DATA TO PROCESS

━━━━

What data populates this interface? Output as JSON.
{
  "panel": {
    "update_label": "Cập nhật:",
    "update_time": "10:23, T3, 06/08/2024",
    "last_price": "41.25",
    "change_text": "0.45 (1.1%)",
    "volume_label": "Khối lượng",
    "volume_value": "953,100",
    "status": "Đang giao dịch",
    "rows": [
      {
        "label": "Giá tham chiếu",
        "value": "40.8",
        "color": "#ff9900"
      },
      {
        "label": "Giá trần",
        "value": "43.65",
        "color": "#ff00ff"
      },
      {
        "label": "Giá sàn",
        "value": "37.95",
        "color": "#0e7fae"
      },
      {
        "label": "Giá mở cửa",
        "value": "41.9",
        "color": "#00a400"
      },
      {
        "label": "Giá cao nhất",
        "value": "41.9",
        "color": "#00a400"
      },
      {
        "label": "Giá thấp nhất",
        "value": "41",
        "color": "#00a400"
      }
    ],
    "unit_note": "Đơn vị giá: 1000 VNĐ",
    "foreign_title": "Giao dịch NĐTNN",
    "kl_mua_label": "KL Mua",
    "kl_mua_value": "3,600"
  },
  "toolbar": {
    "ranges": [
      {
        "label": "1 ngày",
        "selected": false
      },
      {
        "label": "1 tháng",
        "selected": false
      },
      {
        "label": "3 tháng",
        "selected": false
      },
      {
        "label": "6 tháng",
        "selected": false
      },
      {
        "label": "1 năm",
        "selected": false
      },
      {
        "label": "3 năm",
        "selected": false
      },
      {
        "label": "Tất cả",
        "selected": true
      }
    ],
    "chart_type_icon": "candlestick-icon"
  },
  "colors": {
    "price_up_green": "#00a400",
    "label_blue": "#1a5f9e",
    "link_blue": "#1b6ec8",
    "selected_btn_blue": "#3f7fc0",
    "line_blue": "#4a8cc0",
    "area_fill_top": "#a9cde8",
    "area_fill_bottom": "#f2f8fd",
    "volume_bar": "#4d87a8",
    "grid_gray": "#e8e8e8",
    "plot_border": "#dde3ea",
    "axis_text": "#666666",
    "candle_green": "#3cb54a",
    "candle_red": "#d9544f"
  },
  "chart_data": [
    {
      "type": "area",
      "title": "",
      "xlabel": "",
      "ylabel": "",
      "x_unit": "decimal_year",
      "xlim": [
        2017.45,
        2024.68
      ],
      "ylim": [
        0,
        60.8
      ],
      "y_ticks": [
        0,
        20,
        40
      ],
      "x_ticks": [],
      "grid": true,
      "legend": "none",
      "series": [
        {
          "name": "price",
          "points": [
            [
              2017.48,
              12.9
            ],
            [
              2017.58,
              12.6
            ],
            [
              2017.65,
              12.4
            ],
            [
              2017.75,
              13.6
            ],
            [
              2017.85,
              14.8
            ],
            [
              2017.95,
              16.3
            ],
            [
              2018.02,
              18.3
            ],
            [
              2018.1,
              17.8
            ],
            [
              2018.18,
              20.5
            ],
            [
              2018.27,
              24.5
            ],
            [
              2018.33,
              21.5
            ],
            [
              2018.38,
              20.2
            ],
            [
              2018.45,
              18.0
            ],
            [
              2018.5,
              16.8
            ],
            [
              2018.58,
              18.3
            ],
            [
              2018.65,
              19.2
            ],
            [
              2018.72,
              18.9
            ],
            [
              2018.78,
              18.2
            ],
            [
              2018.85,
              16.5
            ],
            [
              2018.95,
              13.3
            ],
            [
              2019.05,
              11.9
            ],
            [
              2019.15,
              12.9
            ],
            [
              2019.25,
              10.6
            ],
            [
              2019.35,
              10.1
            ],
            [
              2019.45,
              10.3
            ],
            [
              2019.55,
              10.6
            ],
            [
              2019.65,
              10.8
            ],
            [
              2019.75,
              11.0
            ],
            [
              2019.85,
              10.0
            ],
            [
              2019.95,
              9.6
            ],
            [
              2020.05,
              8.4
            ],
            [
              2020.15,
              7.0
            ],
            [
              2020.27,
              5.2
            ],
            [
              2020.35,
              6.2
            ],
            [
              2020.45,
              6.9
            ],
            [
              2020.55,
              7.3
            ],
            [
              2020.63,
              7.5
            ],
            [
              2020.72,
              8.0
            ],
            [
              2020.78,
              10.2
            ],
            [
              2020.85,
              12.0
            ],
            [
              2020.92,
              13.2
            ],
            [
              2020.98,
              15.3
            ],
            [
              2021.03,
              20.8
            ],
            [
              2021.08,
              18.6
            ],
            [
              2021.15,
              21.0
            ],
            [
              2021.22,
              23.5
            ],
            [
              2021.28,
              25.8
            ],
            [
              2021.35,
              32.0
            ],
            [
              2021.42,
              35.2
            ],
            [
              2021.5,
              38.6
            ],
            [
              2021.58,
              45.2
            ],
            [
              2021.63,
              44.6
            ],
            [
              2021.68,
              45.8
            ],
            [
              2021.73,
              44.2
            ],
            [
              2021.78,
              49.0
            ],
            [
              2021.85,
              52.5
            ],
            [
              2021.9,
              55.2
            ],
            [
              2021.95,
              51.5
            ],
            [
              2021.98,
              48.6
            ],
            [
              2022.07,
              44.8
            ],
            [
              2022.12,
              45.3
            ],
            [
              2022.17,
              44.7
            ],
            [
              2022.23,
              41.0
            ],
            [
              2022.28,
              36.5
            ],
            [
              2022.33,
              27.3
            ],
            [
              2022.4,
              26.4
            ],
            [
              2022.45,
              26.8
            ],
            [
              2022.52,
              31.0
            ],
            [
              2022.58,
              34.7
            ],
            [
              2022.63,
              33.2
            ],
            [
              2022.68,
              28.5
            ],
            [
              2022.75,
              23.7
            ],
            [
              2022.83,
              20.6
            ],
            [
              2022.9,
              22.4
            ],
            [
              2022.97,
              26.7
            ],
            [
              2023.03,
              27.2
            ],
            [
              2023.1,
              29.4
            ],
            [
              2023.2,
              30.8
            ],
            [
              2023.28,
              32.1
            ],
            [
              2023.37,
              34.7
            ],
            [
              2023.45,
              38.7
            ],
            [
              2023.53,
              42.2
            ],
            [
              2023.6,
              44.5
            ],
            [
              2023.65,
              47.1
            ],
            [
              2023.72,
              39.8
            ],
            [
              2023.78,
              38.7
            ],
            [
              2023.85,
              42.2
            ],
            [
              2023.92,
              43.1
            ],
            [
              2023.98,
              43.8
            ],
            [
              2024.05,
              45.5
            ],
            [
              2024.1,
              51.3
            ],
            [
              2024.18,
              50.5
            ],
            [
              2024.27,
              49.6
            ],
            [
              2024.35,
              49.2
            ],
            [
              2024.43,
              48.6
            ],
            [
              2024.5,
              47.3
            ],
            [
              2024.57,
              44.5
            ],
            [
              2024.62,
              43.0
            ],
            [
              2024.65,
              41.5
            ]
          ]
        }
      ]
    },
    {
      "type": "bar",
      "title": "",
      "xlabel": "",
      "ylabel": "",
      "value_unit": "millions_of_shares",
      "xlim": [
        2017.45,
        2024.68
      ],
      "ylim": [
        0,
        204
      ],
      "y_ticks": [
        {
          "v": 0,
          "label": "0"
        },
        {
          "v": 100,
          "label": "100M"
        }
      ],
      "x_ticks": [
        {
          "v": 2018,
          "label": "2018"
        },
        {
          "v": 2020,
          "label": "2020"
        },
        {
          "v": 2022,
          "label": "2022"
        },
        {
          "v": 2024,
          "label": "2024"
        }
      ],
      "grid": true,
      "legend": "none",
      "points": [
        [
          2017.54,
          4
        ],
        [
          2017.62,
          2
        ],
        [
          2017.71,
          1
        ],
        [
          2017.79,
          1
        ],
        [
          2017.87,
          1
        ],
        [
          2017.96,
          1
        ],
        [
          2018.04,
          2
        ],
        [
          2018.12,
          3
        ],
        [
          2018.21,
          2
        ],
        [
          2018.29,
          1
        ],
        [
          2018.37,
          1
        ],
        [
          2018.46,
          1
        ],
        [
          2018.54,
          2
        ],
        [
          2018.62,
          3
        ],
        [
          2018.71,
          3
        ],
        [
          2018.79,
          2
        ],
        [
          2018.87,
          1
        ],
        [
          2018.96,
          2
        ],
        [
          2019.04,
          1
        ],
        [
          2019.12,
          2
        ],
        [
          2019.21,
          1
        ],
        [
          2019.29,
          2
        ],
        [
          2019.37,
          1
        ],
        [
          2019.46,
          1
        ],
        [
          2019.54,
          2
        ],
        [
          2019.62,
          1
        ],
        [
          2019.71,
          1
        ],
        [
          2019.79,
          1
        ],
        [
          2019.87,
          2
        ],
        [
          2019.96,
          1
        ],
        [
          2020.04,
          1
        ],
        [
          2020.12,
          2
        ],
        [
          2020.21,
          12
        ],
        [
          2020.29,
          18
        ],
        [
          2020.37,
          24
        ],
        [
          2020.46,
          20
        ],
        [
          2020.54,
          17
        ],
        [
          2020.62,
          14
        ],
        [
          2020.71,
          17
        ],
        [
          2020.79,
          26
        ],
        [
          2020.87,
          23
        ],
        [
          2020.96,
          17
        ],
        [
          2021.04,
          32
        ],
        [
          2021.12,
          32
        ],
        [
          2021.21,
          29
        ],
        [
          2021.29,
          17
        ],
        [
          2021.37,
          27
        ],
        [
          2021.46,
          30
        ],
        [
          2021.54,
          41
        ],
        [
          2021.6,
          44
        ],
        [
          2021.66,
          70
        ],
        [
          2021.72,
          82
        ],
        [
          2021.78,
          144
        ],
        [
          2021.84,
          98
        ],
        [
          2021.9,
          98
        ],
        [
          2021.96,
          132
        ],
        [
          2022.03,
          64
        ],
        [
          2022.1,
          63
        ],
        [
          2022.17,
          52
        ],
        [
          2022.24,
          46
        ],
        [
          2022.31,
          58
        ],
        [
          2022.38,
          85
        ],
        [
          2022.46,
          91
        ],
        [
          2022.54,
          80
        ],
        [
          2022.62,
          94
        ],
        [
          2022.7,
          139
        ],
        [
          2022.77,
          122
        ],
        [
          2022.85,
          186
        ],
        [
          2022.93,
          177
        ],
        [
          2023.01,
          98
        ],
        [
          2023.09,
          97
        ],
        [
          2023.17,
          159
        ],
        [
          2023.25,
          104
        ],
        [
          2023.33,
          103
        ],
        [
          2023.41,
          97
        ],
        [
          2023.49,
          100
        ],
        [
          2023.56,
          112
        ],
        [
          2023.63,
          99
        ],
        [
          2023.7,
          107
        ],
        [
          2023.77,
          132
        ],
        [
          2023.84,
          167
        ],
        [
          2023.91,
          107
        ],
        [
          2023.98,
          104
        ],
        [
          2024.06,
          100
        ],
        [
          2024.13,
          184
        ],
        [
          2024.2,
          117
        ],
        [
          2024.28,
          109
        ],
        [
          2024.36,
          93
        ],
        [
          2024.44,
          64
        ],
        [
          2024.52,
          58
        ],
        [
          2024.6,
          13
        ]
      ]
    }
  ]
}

━━━━

SHORT EXERCISE
Copy all lines from the material that contain "nhất".

RESULT BELOW
        "label": "Giá cao nhất",
        "label": "Giá thấp nhất",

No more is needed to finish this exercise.